▶ [WRITTEN REQUEST]:
Wherever the string "likes" appears in the listing, copy that line.

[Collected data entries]
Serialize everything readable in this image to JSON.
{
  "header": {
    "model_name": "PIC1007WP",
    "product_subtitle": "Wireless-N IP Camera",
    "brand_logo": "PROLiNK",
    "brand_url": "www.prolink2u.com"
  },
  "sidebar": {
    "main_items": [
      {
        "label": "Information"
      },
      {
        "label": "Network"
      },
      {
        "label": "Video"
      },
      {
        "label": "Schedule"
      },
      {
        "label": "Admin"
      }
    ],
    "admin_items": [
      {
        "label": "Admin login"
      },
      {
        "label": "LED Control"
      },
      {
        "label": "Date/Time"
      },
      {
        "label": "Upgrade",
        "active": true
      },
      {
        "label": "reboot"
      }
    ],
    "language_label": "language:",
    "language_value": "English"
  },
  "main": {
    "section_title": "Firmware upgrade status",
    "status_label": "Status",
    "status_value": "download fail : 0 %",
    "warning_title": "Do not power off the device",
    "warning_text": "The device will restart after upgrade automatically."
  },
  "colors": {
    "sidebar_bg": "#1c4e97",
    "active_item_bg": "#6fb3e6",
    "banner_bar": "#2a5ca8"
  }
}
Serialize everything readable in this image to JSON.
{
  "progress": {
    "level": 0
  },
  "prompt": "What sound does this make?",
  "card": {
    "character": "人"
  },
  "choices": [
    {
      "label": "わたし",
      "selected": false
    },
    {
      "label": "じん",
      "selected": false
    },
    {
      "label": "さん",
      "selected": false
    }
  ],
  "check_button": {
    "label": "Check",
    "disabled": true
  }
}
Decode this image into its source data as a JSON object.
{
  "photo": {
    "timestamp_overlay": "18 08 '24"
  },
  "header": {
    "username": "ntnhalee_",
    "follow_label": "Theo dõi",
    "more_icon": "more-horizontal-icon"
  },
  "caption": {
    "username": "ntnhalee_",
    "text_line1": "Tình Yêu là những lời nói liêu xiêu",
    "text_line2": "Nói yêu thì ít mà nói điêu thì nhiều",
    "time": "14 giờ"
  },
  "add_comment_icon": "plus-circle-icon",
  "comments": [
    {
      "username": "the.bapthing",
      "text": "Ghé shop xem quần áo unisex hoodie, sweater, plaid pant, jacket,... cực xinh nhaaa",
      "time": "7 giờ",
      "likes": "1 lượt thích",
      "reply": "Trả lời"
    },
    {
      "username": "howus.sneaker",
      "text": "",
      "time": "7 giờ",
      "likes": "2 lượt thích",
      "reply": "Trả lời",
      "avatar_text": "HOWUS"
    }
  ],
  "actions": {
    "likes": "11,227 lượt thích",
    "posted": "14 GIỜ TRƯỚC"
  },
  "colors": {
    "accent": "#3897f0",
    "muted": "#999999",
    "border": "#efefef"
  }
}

▶ [ANSWER FOR THE TASK]:
      "likes": "1 lượt thích",
      "likes": "2 lượt thích",
    "likes": "11,227 lượt thích",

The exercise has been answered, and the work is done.